-- Start of RECORD LIST --

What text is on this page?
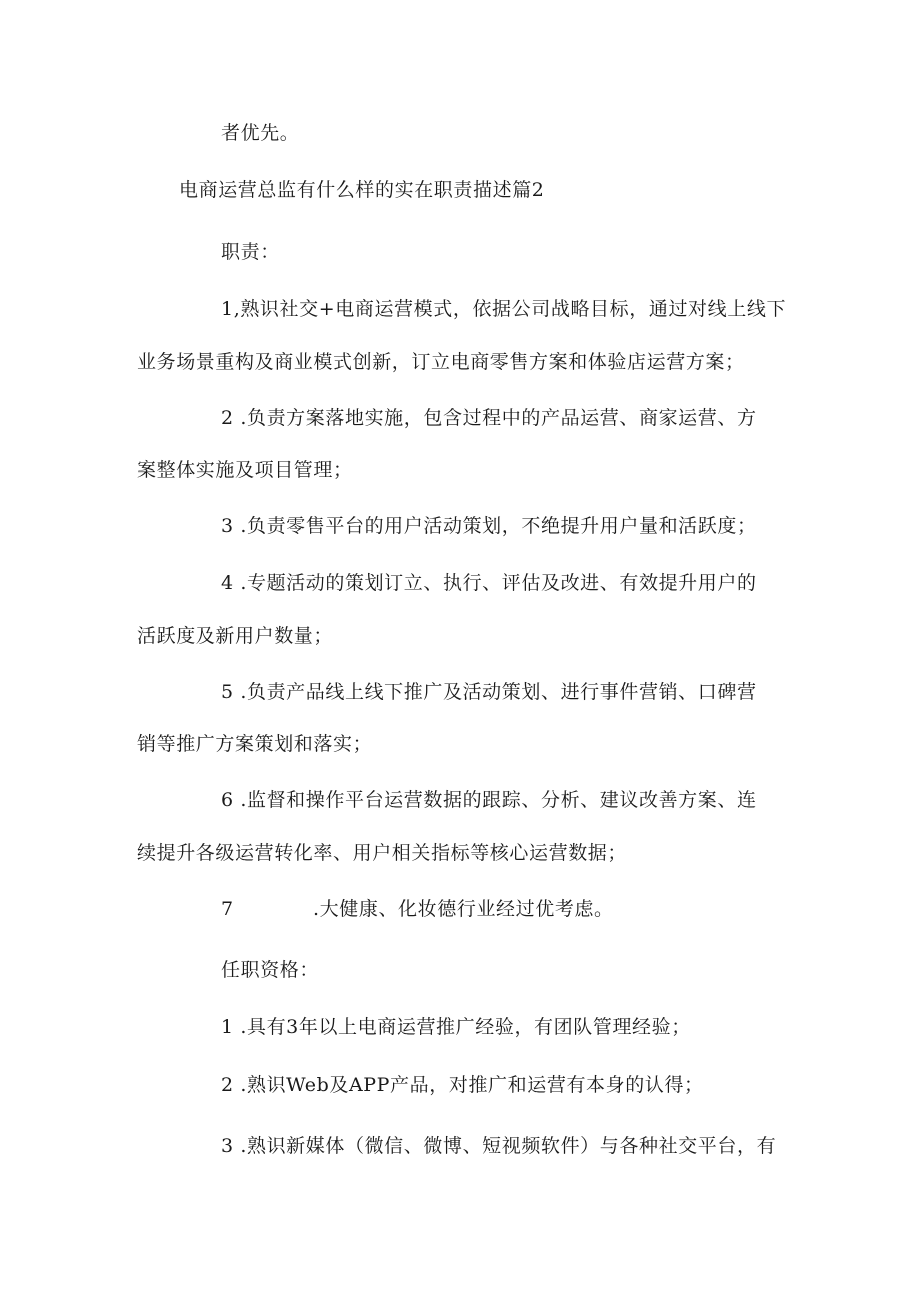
者优先。
电商运营总监有什么样的实在职责描述篇2
职责：
1,熟识社交+电商运营模式，依据公司战略目标，通过对线上线下
业务场景重构及商业模式创新，订立电商零售方案和体验店运营方案；
2 .负责方案落地实施，包含过程中的产品运营、商家运营、方
案整体实施及项目管理；
3 .负责零售平台的用户活动策划，不绝提升用户量和活跃度；
4 .专题活动的策划订立、执行、评估及改进、有效提升用户的
活跃度及新用户数量；
5 .负责产品线上线下推广及活动策划、进行事件营销、口碑营
销等推广方案策划和落实；
6 .监督和操作平台运营数据的跟踪、分析、建议改善方案、连
续提升各级运营转化率、用户相关指标等核心运营数据；
7	.大健康、化妆德行业经过优考虑。
任职资格：
1 .具有3年以上电商运营推广经验，有团队管理经验；
2 .熟识Web及APP产品，对推广和运营有本身的认得；
3 .熟识新媒体（微信、微博、短视频软件）与各种社交平台，有
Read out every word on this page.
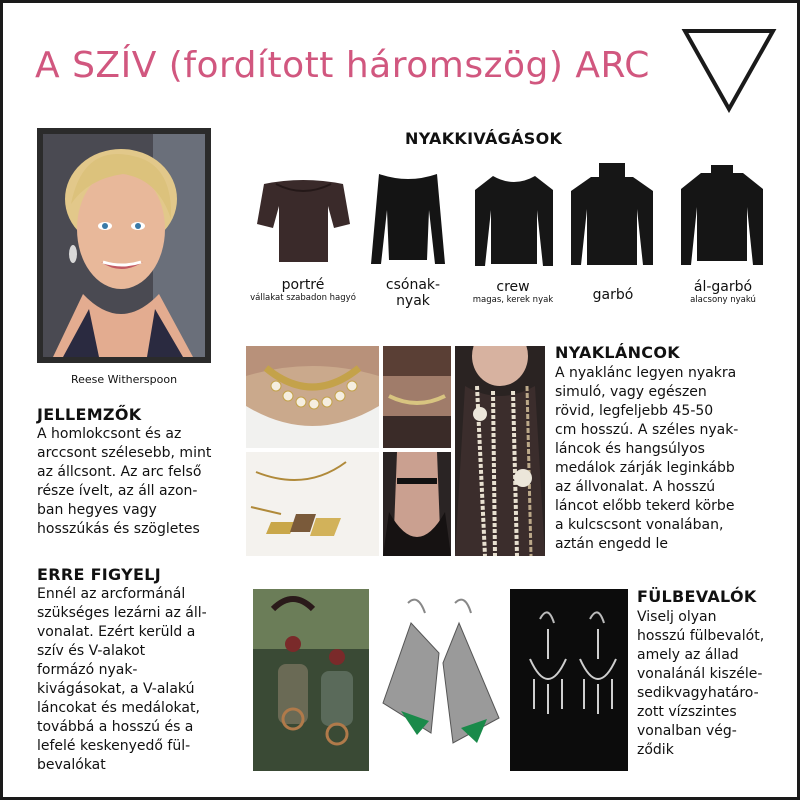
A SZÍV (fordított háromszög) ARC
Reese Witherspoon
NYAKKIVÁGÁSOK
portré
vállakat szabadon hagyó
csónak-
nyak
crew
magas, kerek nyak	garbó	ál-garbó
alacsony nyakú
JELLEMZŐK
A homlokcsont és az
arccsont szélesebb, mint
az állcsont. Az arc felső
része ívelt, az áll azon-
ban hegyes vagy
hosszúkás és szögletes
ERRE FIGYELJ
Ennél az arcformánál
szükséges lezárni az áll-
vonalat. Ezért kerüld a
szív és V-alakot
formázó nyak-
kivágásokat, a V-alakú
láncokat és medálokat,
továbbá a hosszú és a
lefelé keskenyedő fül-
bevalókat
NYAKLÁNCOK
A nyaklánc legyen nyakra
simuló, vagy egészen
rövid, legfeljebb 45-50
cm hosszú. A széles nyak-
láncok és hangsúlyos
medálok zárják leginkább
az állvonalat. A hosszú
láncot előbb tekerd körbe
a kulcscsont vonalában,
aztán engedd le
FÜLBEVALÓK
Viselj olyan
hosszú fülbevalót,
amely az állad
vonalánál kiszéle-
sedikvagyhatáro-
zott vízszintes
vonalban vég-
ződik
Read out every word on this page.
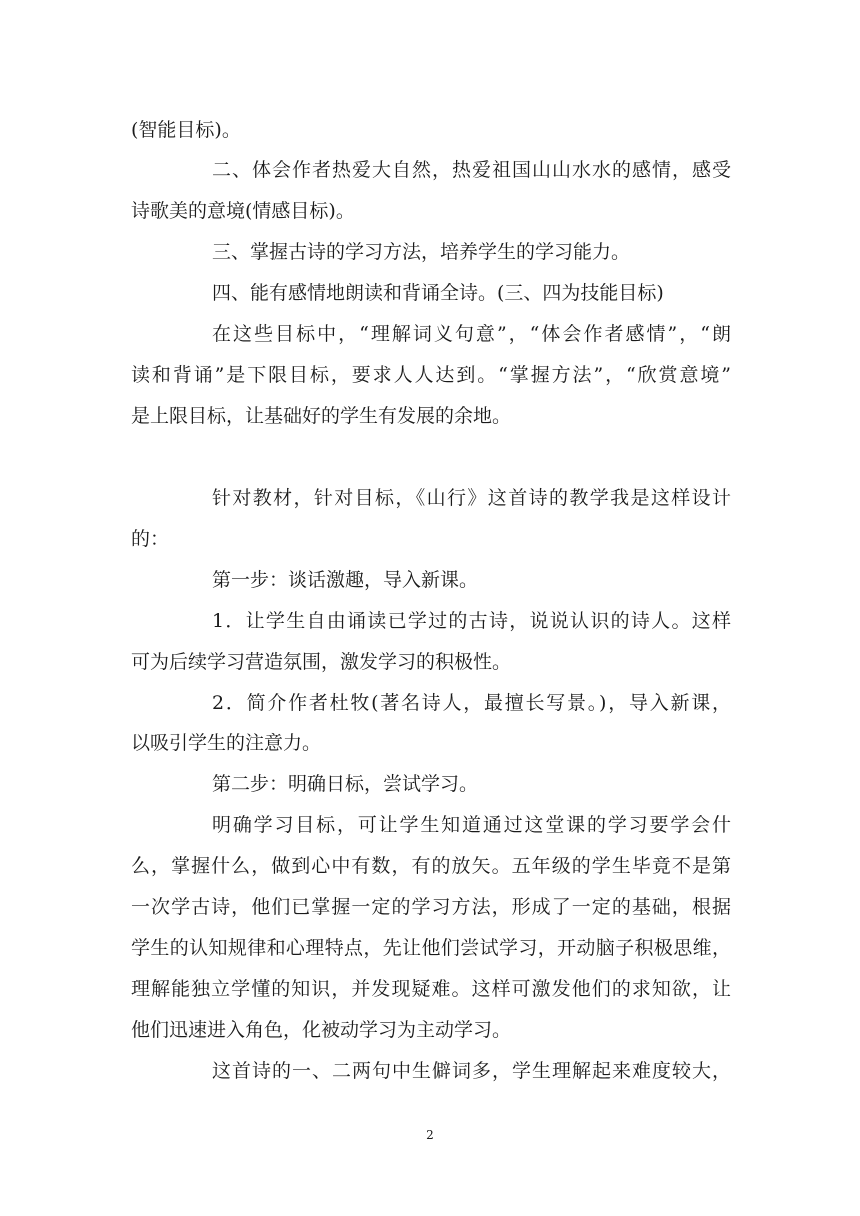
(智能目标)。
二、体会作者热爱大自然，热爱祖国山山水水的感情，感受
诗歌美的意境(情感目标)。
三、掌握古诗的学习方法，培养学生的学习能力。
四、能有感情地朗读和背诵全诗。(三、四为技能目标)
在这些目标中，“理解词义句意”，“体会作者感情”，“朗
读和背诵”是下限目标，要求人人达到。“掌握方法”，“欣赏意境”
是上限目标，让基础好的学生有发展的余地。
针对教材，针对目标，《山行》这首诗的教学我是这样设计
的：
第一步：谈话激趣，导入新课。
1．让学生自由诵读已学过的古诗，说说认识的诗人。这样
可为后续学习营造氛围，激发学习的积极性。
2．简介作者杜牧(著名诗人，最擅长写景。)，导入新课，
以吸引学生的注意力。
第二步：明确日标，尝试学习。
明确学习目标，可让学生知道通过这堂课的学习要学会什
么，掌握什么，做到心中有数，有的放矢。五年级的学生毕竟不是第
一次学古诗，他们已掌握一定的学习方法，形成了一定的基础，根据
学生的认知规律和心理特点，先让他们尝试学习，开动脑子积极思维，
理解能独立学懂的知识，并发现疑难。这样可激发他们的求知欲，让
他们迅速进入角色，化被动学习为主动学习。
这首诗的一、二两句中生僻词多，学生理解起来难度较大，
2
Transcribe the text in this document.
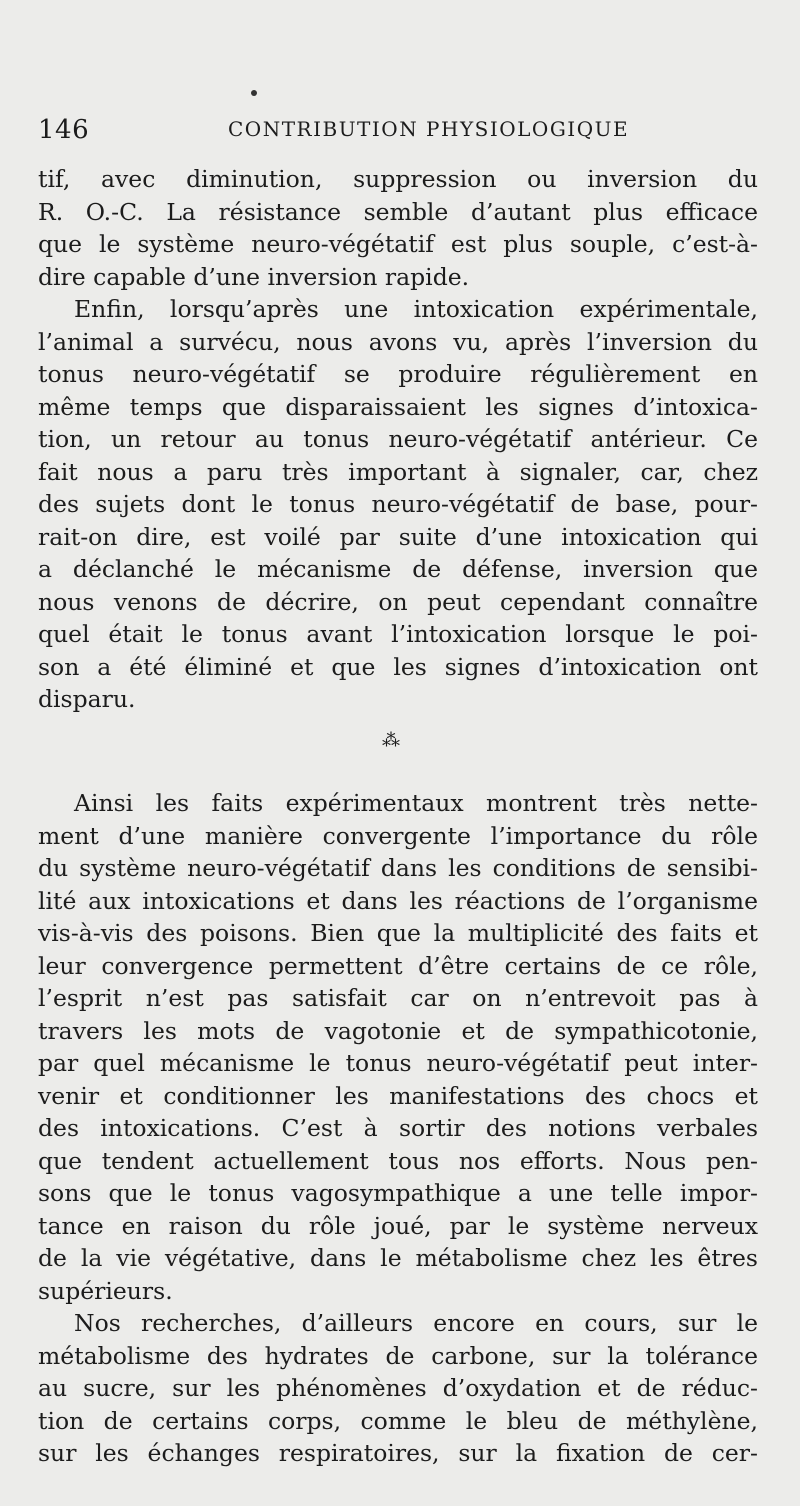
146	CONTRIBUTION PHYSIOLOGIQUE
tif, avec diminution, suppression ou inversion du
R. O.-C. La résistance semble d’autant plus efficace
que le système neuro-végétatif est plus souple, c’est-à-
dire capable d’une inversion rapide.
Enfin, lorsqu’après une intoxication expérimentale,
l’animal a survécu, nous avons vu, après l’inversion du
tonus neuro-végétatif se produire régulièrement en
même temps que disparaissaient les signes d’intoxica-
tion, un retour au tonus neuro-végétatif antérieur. Ce
fait nous a paru très important à signaler, car, chez
des sujets dont le tonus neuro-végétatif de base, pour-
rait-on dire, est voilé par suite d’une intoxication qui
a déclanché le mécanisme de défense, inversion que
nous venons de décrire, on peut cependant connaître
quel était le tonus avant l’intoxication lorsque le poi-
son a été éliminé et que les signes d’intoxication ont
disparu.
⁂
Ainsi les faits expérimentaux montrent très nette-
ment d’une manière convergente l’importance du rôle
du système neuro-végétatif dans les conditions de sensibi-
lité aux intoxications et dans les réactions de l’organisme
vis-à-vis des poisons. Bien que la multiplicité des faits et
leur convergence permettent d’être certains de ce rôle,
l’esprit n’est pas satisfait car on n’entrevoit pas à
travers les mots de vagotonie et de sympathicotonie,
par quel mécanisme le tonus neuro-végétatif peut inter-
venir et conditionner les manifestations des chocs et
des intoxications. C’est à sortir des notions verbales
que tendent actuellement tous nos efforts. Nous pen-
sons que le tonus vagosympathique a une telle impor-
tance en raison du rôle joué, par le système nerveux
de la vie végétative, dans le métabolisme chez les êtres
supérieurs.
Nos recherches, d’ailleurs encore en cours, sur le
métabolisme des hydrates de carbone, sur la tolérance
au sucre, sur les phénomènes d’oxydation et de réduc-
tion de certains corps, comme le bleu de méthylène,
sur les échanges respiratoires, sur la fixation de cer-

-- End of RECORD LIST --

● WHAT THIS TASK INVOLVES: Return each line of the listing that holds the string "chez".

● SOLUTION FOR THIS TASK:
fait nous a paru très important à signaler, car, chez
de la vie végétative, dans le métabolisme chez les êtres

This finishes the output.